YOUR OBJECTIVE:
Show every line in the entries below where the word "this" appears.

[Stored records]
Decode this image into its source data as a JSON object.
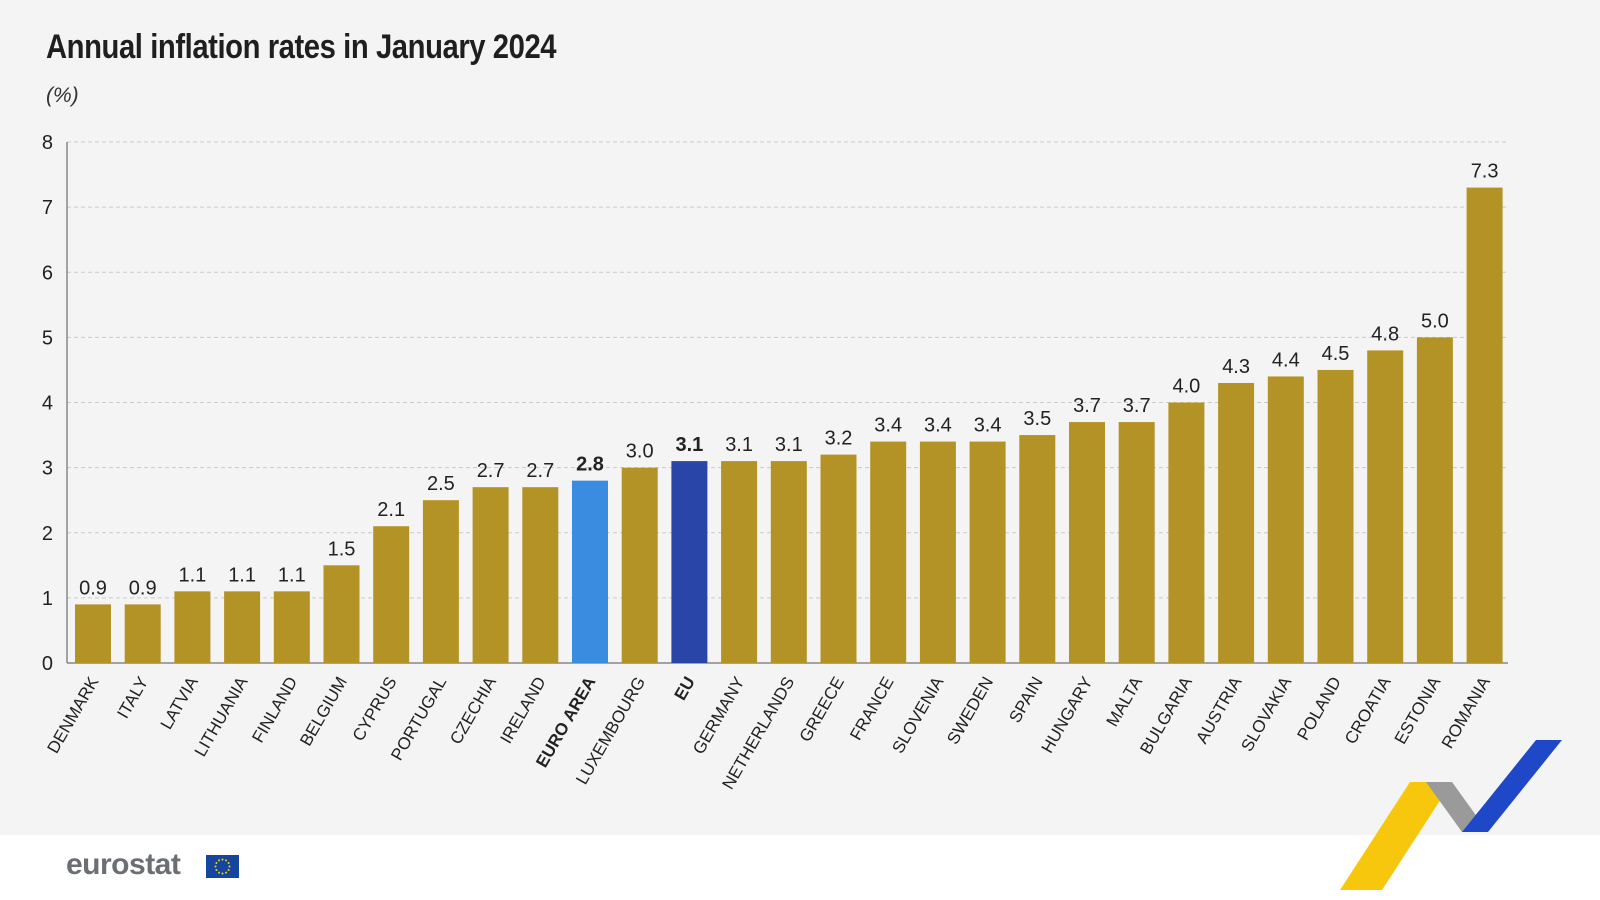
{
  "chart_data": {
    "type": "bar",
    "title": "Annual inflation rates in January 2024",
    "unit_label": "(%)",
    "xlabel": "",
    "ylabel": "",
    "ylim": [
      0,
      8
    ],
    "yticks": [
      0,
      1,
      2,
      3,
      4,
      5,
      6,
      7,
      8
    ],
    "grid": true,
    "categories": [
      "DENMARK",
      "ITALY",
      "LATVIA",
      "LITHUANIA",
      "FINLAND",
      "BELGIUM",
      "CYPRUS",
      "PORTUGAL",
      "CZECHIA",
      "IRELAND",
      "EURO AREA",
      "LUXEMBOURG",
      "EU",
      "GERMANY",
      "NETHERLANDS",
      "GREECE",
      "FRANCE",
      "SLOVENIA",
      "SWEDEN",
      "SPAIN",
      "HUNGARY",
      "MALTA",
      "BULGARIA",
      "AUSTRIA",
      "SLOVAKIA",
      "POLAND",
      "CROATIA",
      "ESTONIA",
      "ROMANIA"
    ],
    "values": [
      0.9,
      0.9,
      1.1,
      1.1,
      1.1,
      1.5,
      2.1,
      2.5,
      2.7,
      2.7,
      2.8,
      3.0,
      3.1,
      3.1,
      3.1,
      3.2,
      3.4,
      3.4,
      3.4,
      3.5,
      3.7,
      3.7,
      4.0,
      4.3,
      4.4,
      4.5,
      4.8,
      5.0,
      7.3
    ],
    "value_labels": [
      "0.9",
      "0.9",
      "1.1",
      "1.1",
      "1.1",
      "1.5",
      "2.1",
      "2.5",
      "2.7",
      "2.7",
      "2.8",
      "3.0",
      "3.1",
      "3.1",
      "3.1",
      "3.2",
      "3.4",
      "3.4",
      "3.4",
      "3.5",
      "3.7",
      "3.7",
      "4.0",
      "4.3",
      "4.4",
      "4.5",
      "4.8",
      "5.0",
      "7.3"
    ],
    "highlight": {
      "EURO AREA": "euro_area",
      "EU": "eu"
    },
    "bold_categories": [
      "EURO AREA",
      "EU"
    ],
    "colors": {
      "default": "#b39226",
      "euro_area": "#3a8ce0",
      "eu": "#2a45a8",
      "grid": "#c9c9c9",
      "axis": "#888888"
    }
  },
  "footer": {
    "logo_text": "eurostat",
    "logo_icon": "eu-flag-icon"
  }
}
--
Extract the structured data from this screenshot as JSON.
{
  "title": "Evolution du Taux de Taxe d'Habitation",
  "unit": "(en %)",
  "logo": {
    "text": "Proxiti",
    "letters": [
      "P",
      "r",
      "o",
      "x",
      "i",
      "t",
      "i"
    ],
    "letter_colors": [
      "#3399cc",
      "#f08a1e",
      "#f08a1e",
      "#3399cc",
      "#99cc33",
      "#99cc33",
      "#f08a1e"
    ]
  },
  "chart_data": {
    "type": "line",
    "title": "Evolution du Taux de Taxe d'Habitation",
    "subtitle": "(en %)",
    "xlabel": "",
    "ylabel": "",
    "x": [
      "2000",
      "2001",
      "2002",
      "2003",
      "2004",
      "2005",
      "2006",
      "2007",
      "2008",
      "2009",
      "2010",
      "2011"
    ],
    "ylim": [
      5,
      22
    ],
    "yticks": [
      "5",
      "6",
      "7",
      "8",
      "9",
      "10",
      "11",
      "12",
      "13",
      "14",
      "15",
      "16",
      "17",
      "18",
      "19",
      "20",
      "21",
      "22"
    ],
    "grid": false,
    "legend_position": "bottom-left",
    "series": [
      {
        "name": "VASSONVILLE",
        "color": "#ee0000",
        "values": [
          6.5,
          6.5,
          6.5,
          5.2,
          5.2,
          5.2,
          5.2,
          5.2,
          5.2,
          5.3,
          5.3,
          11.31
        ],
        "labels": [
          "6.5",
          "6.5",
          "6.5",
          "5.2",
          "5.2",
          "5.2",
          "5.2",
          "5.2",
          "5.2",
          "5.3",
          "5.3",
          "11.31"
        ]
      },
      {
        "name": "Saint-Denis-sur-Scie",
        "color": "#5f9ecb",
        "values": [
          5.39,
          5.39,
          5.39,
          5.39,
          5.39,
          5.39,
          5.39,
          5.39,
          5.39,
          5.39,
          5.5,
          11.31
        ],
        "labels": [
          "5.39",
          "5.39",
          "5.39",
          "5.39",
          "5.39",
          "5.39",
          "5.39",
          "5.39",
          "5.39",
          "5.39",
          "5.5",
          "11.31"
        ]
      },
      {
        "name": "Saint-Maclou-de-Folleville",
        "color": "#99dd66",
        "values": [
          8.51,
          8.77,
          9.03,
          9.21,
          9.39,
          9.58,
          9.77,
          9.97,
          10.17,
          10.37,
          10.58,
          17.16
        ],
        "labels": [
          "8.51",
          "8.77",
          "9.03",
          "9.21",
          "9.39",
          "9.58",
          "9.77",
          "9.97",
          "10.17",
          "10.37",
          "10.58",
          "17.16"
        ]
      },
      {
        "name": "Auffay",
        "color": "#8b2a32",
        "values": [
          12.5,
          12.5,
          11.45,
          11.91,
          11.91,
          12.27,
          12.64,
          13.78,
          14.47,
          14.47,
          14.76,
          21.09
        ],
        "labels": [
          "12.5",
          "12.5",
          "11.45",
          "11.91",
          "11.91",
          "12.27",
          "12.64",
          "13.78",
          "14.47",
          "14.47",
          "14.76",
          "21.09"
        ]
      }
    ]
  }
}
---
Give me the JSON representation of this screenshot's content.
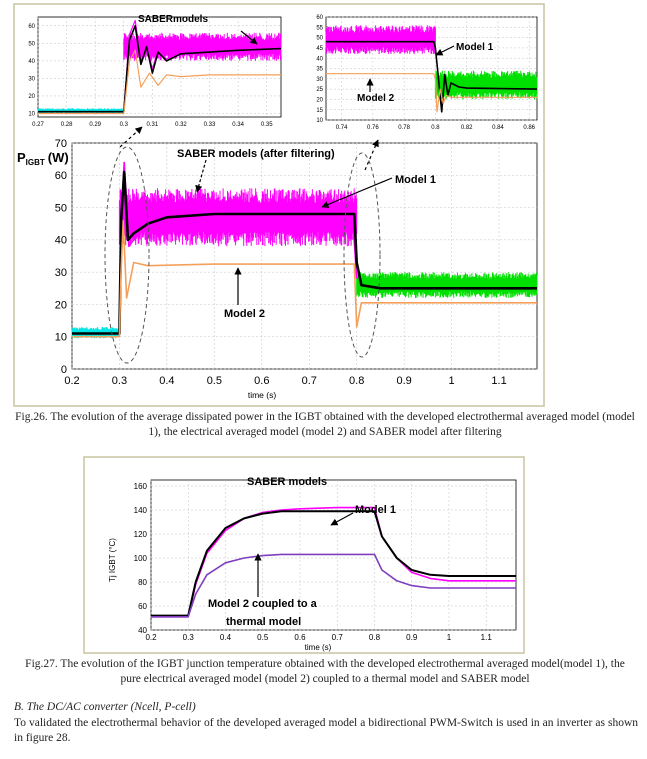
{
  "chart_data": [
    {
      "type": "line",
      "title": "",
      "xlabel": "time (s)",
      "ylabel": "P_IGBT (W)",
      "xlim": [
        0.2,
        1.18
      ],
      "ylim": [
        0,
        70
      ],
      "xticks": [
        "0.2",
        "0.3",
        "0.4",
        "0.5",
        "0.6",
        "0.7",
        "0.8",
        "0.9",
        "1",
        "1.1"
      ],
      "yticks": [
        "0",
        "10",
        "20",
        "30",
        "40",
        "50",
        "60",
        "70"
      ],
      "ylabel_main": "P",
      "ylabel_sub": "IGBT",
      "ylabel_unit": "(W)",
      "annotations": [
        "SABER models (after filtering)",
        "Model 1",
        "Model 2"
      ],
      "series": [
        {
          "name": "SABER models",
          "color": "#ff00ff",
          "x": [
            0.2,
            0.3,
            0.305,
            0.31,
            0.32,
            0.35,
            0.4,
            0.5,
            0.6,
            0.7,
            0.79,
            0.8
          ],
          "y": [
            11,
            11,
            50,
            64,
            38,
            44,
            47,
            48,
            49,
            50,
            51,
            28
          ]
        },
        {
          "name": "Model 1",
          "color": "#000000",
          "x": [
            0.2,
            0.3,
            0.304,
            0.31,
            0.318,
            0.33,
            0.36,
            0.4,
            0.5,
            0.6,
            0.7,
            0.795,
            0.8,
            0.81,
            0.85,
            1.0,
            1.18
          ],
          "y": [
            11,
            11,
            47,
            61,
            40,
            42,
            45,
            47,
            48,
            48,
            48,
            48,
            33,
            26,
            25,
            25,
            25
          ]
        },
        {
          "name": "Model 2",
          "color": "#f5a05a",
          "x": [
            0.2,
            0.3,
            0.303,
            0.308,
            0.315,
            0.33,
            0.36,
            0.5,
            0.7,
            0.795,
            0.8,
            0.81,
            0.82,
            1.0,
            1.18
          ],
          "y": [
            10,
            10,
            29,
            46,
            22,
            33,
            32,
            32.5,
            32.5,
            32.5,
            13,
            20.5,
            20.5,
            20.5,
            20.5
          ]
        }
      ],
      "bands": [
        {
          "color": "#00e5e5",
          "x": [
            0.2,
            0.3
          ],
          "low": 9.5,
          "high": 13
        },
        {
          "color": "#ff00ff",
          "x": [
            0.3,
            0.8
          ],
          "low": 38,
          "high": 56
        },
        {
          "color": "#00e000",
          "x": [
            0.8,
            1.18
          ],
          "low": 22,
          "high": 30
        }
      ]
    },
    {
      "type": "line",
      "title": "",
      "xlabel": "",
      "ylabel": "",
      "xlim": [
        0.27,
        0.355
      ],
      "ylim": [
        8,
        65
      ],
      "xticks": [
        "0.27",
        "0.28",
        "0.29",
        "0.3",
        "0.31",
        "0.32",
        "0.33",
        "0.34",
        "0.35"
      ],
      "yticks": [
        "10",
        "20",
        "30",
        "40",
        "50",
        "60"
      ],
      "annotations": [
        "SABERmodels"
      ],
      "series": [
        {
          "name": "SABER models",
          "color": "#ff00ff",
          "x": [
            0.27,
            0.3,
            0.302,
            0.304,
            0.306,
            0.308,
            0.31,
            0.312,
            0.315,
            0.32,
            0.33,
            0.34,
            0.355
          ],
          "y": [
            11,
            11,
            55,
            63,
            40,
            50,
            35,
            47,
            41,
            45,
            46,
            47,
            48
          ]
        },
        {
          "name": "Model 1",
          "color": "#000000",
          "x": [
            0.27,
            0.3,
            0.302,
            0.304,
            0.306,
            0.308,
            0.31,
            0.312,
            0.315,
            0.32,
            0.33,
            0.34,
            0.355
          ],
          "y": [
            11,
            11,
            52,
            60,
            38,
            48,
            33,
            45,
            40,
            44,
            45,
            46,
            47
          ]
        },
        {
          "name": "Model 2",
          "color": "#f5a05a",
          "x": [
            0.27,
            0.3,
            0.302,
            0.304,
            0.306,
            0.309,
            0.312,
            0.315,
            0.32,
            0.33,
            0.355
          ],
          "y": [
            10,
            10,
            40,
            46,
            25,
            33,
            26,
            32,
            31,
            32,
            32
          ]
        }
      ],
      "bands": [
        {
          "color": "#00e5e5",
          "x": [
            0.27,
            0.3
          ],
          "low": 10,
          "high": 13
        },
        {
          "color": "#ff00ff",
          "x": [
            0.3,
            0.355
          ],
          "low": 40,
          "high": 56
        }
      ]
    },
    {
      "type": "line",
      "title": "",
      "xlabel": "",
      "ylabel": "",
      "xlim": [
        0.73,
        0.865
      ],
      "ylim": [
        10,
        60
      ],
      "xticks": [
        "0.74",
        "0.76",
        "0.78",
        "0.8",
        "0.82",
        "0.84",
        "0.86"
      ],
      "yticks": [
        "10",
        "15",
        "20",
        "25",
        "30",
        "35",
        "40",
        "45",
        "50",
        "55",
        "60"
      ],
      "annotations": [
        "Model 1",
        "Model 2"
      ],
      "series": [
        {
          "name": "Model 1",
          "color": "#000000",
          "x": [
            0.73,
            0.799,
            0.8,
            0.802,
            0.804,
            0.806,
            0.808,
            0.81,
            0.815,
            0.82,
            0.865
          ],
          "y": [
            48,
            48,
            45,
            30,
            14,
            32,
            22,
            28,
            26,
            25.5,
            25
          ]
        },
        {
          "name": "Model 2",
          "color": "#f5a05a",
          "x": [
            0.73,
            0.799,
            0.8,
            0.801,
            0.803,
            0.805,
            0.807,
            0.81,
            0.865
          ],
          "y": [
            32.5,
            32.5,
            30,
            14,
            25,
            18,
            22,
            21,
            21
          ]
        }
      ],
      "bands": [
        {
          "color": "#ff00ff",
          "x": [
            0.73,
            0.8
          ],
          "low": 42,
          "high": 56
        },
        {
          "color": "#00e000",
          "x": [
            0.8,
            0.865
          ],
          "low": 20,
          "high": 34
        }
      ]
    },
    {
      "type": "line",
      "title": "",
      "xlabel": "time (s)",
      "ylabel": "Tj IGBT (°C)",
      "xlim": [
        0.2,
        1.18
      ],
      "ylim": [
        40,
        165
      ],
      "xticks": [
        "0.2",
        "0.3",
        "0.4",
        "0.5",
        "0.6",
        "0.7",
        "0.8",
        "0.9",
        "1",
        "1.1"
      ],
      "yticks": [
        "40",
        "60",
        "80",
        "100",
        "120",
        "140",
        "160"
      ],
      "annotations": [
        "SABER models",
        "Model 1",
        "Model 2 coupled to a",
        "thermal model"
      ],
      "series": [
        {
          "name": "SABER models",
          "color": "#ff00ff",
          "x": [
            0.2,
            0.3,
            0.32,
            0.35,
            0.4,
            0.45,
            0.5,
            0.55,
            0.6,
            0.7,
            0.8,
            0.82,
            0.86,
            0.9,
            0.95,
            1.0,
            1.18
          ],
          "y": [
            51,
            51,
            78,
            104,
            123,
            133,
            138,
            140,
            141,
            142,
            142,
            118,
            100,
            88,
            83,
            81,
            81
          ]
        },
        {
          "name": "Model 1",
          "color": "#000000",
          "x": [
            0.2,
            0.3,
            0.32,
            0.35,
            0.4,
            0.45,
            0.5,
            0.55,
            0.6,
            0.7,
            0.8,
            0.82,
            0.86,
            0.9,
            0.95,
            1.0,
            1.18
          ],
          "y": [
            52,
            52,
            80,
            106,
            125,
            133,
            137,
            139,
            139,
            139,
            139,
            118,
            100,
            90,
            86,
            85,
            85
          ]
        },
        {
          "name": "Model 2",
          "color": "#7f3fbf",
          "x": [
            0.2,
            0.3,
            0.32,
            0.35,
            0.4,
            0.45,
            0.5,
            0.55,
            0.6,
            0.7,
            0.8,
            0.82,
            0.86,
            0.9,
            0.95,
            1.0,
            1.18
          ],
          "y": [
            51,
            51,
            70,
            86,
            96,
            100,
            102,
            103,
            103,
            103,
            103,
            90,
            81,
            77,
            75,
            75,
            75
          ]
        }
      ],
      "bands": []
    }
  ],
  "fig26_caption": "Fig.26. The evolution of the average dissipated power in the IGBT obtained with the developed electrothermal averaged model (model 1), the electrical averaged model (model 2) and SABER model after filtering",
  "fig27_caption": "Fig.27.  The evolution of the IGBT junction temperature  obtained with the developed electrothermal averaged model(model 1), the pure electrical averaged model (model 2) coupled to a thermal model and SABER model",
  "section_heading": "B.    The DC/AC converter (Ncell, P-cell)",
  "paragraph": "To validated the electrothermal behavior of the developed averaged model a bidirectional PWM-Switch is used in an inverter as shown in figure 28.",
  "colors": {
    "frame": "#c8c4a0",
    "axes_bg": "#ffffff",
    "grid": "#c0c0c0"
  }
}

THE RESPONSE:
Decode this image into its source data as a JSON object.
Extract the structured data from this screenshot as JSON.
Give me the JSON representation of this screenshot's content.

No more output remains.